DATA ENTRIES:
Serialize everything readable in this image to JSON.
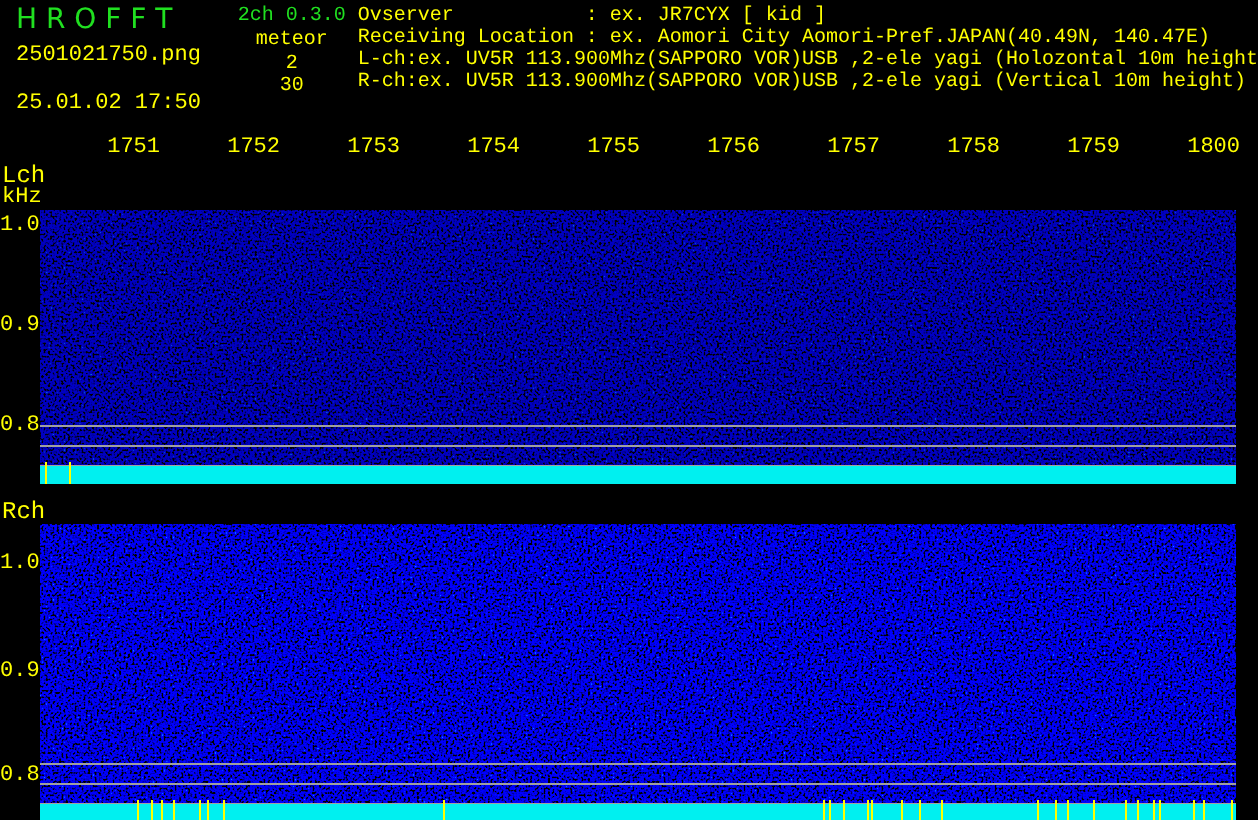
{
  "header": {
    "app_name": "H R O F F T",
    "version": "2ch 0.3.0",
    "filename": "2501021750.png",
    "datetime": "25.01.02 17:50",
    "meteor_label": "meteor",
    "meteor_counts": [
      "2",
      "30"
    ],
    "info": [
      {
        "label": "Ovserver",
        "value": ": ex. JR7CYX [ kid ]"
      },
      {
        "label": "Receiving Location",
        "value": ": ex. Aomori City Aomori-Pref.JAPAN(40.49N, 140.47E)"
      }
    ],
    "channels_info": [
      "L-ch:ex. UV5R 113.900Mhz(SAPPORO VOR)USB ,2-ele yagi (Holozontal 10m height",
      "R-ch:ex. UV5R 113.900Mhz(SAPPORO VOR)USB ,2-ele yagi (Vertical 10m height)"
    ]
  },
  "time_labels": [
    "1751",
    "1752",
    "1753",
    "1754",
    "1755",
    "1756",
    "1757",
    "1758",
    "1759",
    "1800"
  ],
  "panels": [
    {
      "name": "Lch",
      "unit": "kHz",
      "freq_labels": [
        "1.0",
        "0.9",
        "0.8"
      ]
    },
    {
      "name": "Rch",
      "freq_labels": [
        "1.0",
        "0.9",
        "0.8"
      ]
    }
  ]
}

JOB:
Each record must be quoted in full and exactly. Do not include the pictures.

ANSWER BELOW:
Serialize everything readable in this image to JSON.
{
  "header": {
    "app_name": "H R O F F T",
    "version": "2ch 0.3.0",
    "filename": "2501021750.png",
    "datetime": "25.01.02 17:50",
    "meteor_label": "meteor",
    "meteor_counts": [
      "2",
      "30"
    ],
    "info": [
      {
        "label": "Ovserver",
        "value": ": ex. JR7CYX [ kid ]"
      },
      {
        "label": "Receiving Location",
        "value": ": ex. Aomori City Aomori-Pref.JAPAN(40.49N, 140.47E)"
      }
    ],
    "channels_info": [
      "L-ch:ex. UV5R 113.900Mhz(SAPPORO VOR)USB ,2-ele yagi (Holozontal 10m height",
      "R-ch:ex. UV5R 113.900Mhz(SAPPORO VOR)USB ,2-ele yagi (Vertical 10m height)"
    ]
  },
  "time_labels": [
    "1751",
    "1752",
    "1753",
    "1754",
    "1755",
    "1756",
    "1757",
    "1758",
    "1759",
    "1800"
  ],
  "panels": [
    {
      "name": "Lch",
      "unit": "kHz",
      "freq_labels": [
        "1.0",
        "0.9",
        "0.8"
      ]
    },
    {
      "name": "Rch",
      "freq_labels": [
        "1.0",
        "0.9",
        "0.8"
      ]
    }
  ]
}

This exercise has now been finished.